- _Request_
Your task is to repeat the entries underneath exactly, minus the pictures.

(Data records)
========================================================================

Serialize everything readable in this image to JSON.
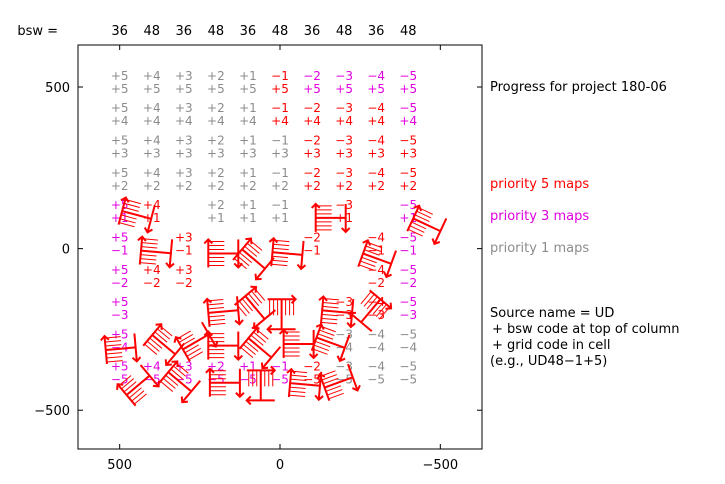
{
  "chart_data": {
    "type": "table",
    "title": "Progress for project 180-06",
    "bsw_label": "bsw =",
    "bsw_codes": [
      "36",
      "48",
      "36",
      "48",
      "36",
      "48",
      "36",
      "48",
      "36",
      "48"
    ],
    "col_x": [
      500,
      400,
      300,
      200,
      100,
      0,
      -100,
      -200,
      -300,
      -400
    ],
    "col_codes": [
      "+5",
      "+4",
      "+3",
      "+2",
      "+1",
      "−1",
      "−2",
      "−3",
      "−4",
      "−5"
    ],
    "row_y": [
      550,
      450,
      350,
      250,
      150,
      50,
      -50,
      -150,
      -250,
      -350,
      -450,
      -550
    ],
    "row_codes": [
      "+5",
      "+4",
      "+3",
      "+2",
      "+1",
      "−1",
      "−2",
      "−3",
      "−4",
      "−5"
    ],
    "grid_rows_y": [
      550,
      450,
      350,
      250,
      150,
      50,
      -50,
      -150,
      -250,
      -350,
      -450,
      -550
    ],
    "xlim": [
      630,
      -630
    ],
    "ylim": [
      -620,
      630
    ],
    "xticks": [
      500,
      0,
      -500
    ],
    "xtick_labels": [
      "500",
      "0",
      "−500"
    ],
    "yticks": [
      500,
      0,
      -500
    ],
    "ytick_labels": [
      "500",
      "0",
      "−500"
    ],
    "priority_grid": [
      [
        1,
        1,
        1,
        1,
        1,
        5,
        3,
        3,
        3,
        3
      ],
      [
        1,
        1,
        1,
        1,
        1,
        5,
        5,
        5,
        5,
        3
      ],
      [
        1,
        1,
        1,
        1,
        1,
        1,
        5,
        5,
        5,
        5
      ],
      [
        1,
        1,
        1,
        1,
        1,
        1,
        5,
        5,
        5,
        5
      ],
      [
        3,
        5,
        0,
        1,
        1,
        1,
        0,
        5,
        0,
        3
      ],
      [
        3,
        0,
        5,
        0,
        0,
        0,
        5,
        0,
        5,
        3
      ],
      [
        3,
        5,
        5,
        0,
        0,
        0,
        0,
        0,
        5,
        3
      ],
      [
        3,
        0,
        0,
        0,
        0,
        0,
        0,
        5,
        5,
        3
      ],
      [
        3,
        0,
        0,
        0,
        0,
        0,
        0,
        1,
        1,
        1
      ],
      [
        3,
        3,
        3,
        3,
        3,
        3,
        5,
        1,
        1,
        1
      ]
    ],
    "maps_done": [
      {
        "x": 450,
        "y": 105,
        "rot": 15
      },
      {
        "x": 390,
        "y": -10,
        "rot": 5
      },
      {
        "x": 180,
        "y": -15,
        "rot": 0
      },
      {
        "x": 85,
        "y": -30,
        "rot": 40
      },
      {
        "x": -20,
        "y": -15,
        "rot": 5
      },
      {
        "x": -300,
        "y": -30,
        "rot": 20
      },
      {
        "x": -155,
        "y": 95,
        "rot": 0
      },
      {
        "x": -455,
        "y": 75,
        "rot": 25
      },
      {
        "x": 180,
        "y": -195,
        "rot": -5
      },
      {
        "x": 80,
        "y": -180,
        "rot": 50
      },
      {
        "x": -5,
        "y": -200,
        "rot": 90
      },
      {
        "x": -175,
        "y": -195,
        "rot": 5
      },
      {
        "x": -285,
        "y": -190,
        "rot": 130
      },
      {
        "x": 500,
        "y": -310,
        "rot": -5
      },
      {
        "x": 365,
        "y": -295,
        "rot": 40
      },
      {
        "x": 265,
        "y": -290,
        "rot": -30
      },
      {
        "x": 180,
        "y": -300,
        "rot": 0
      },
      {
        "x": 65,
        "y": -305,
        "rot": 40
      },
      {
        "x": -55,
        "y": -295,
        "rot": 0
      },
      {
        "x": -155,
        "y": -290,
        "rot": 20
      },
      {
        "x": 445,
        "y": -425,
        "rot": -40
      },
      {
        "x": 315,
        "y": -410,
        "rot": 40
      },
      {
        "x": 175,
        "y": -415,
        "rot": 0
      },
      {
        "x": 60,
        "y": -420,
        "rot": 90
      },
      {
        "x": -75,
        "y": -420,
        "rot": 5
      },
      {
        "x": -180,
        "y": -415,
        "rot": -20
      }
    ],
    "legend": [
      {
        "label": "priority 5 maps",
        "color": "#ff0000"
      },
      {
        "label": "priority 3 maps",
        "color": "#e000e0"
      },
      {
        "label": "priority 1 maps",
        "color": "#8c8c8c"
      }
    ],
    "notes": [
      "Source name = UD",
      "+ bsw code at top of column",
      "+ grid code in cell",
      "(e.g., UD48−1+5)"
    ],
    "colors": {
      "p5": "#ff0000",
      "p3": "#e000e0",
      "p1": "#8c8c8c",
      "done": "#ff0000",
      "axis": "#000000"
    }
  }
}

========================================================================

- _Exercise output_
Serialize everything readable in this image to JSON.
{
  "chart_data": {
    "type": "table",
    "title": "Progress for project 180-06",
    "bsw_label": "bsw =",
    "bsw_codes": [
      "36",
      "48",
      "36",
      "48",
      "36",
      "48",
      "36",
      "48",
      "36",
      "48"
    ],
    "col_x": [
      500,
      400,
      300,
      200,
      100,
      0,
      -100,
      -200,
      -300,
      -400
    ],
    "col_codes": [
      "+5",
      "+4",
      "+3",
      "+2",
      "+1",
      "−1",
      "−2",
      "−3",
      "−4",
      "−5"
    ],
    "row_y": [
      550,
      450,
      350,
      250,
      150,
      50,
      -50,
      -150,
      -250,
      -350,
      -450,
      -550
    ],
    "row_codes": [
      "+5",
      "+4",
      "+3",
      "+2",
      "+1",
      "−1",
      "−2",
      "−3",
      "−4",
      "−5"
    ],
    "grid_rows_y": [
      550,
      450,
      350,
      250,
      150,
      50,
      -50,
      -150,
      -250,
      -350,
      -450,
      -550
    ],
    "xlim": [
      630,
      -630
    ],
    "ylim": [
      -620,
      630
    ],
    "xticks": [
      500,
      0,
      -500
    ],
    "xtick_labels": [
      "500",
      "0",
      "−500"
    ],
    "yticks": [
      500,
      0,
      -500
    ],
    "ytick_labels": [
      "500",
      "0",
      "−500"
    ],
    "priority_grid": [
      [
        1,
        1,
        1,
        1,
        1,
        5,
        3,
        3,
        3,
        3
      ],
      [
        1,
        1,
        1,
        1,
        1,
        5,
        5,
        5,
        5,
        3
      ],
      [
        1,
        1,
        1,
        1,
        1,
        1,
        5,
        5,
        5,
        5
      ],
      [
        1,
        1,
        1,
        1,
        1,
        1,
        5,
        5,
        5,
        5
      ],
      [
        3,
        5,
        0,
        1,
        1,
        1,
        0,
        5,
        0,
        3
      ],
      [
        3,
        0,
        5,
        0,
        0,
        0,
        5,
        0,
        5,
        3
      ],
      [
        3,
        5,
        5,
        0,
        0,
        0,
        0,
        0,
        5,
        3
      ],
      [
        3,
        0,
        0,
        0,
        0,
        0,
        0,
        5,
        5,
        3
      ],
      [
        3,
        0,
        0,
        0,
        0,
        0,
        0,
        1,
        1,
        1
      ],
      [
        3,
        3,
        3,
        3,
        3,
        3,
        5,
        1,
        1,
        1
      ]
    ],
    "maps_done": [
      {
        "x": 450,
        "y": 105,
        "rot": 15
      },
      {
        "x": 390,
        "y": -10,
        "rot": 5
      },
      {
        "x": 180,
        "y": -15,
        "rot": 0
      },
      {
        "x": 85,
        "y": -30,
        "rot": 40
      },
      {
        "x": -20,
        "y": -15,
        "rot": 5
      },
      {
        "x": -300,
        "y": -30,
        "rot": 20
      },
      {
        "x": -155,
        "y": 95,
        "rot": 0
      },
      {
        "x": -455,
        "y": 75,
        "rot": 25
      },
      {
        "x": 180,
        "y": -195,
        "rot": -5
      },
      {
        "x": 80,
        "y": -180,
        "rot": 50
      },
      {
        "x": -5,
        "y": -200,
        "rot": 90
      },
      {
        "x": -175,
        "y": -195,
        "rot": 5
      },
      {
        "x": -285,
        "y": -190,
        "rot": 130
      },
      {
        "x": 500,
        "y": -310,
        "rot": -5
      },
      {
        "x": 365,
        "y": -295,
        "rot": 40
      },
      {
        "x": 265,
        "y": -290,
        "rot": -30
      },
      {
        "x": 180,
        "y": -300,
        "rot": 0
      },
      {
        "x": 65,
        "y": -305,
        "rot": 40
      },
      {
        "x": -55,
        "y": -295,
        "rot": 0
      },
      {
        "x": -155,
        "y": -290,
        "rot": 20
      },
      {
        "x": 445,
        "y": -425,
        "rot": -40
      },
      {
        "x": 315,
        "y": -410,
        "rot": 40
      },
      {
        "x": 175,
        "y": -415,
        "rot": 0
      },
      {
        "x": 60,
        "y": -420,
        "rot": 90
      },
      {
        "x": -75,
        "y": -420,
        "rot": 5
      },
      {
        "x": -180,
        "y": -415,
        "rot": -20
      }
    ],
    "legend": [
      {
        "label": "priority 5 maps",
        "color": "#ff0000"
      },
      {
        "label": "priority 3 maps",
        "color": "#e000e0"
      },
      {
        "label": "priority 1 maps",
        "color": "#8c8c8c"
      }
    ],
    "notes": [
      "Source name = UD",
      "+ bsw code at top of column",
      "+ grid code in cell",
      "(e.g., UD48−1+5)"
    ],
    "colors": {
      "p5": "#ff0000",
      "p3": "#e000e0",
      "p1": "#8c8c8c",
      "done": "#ff0000",
      "axis": "#000000"
    }
  }
}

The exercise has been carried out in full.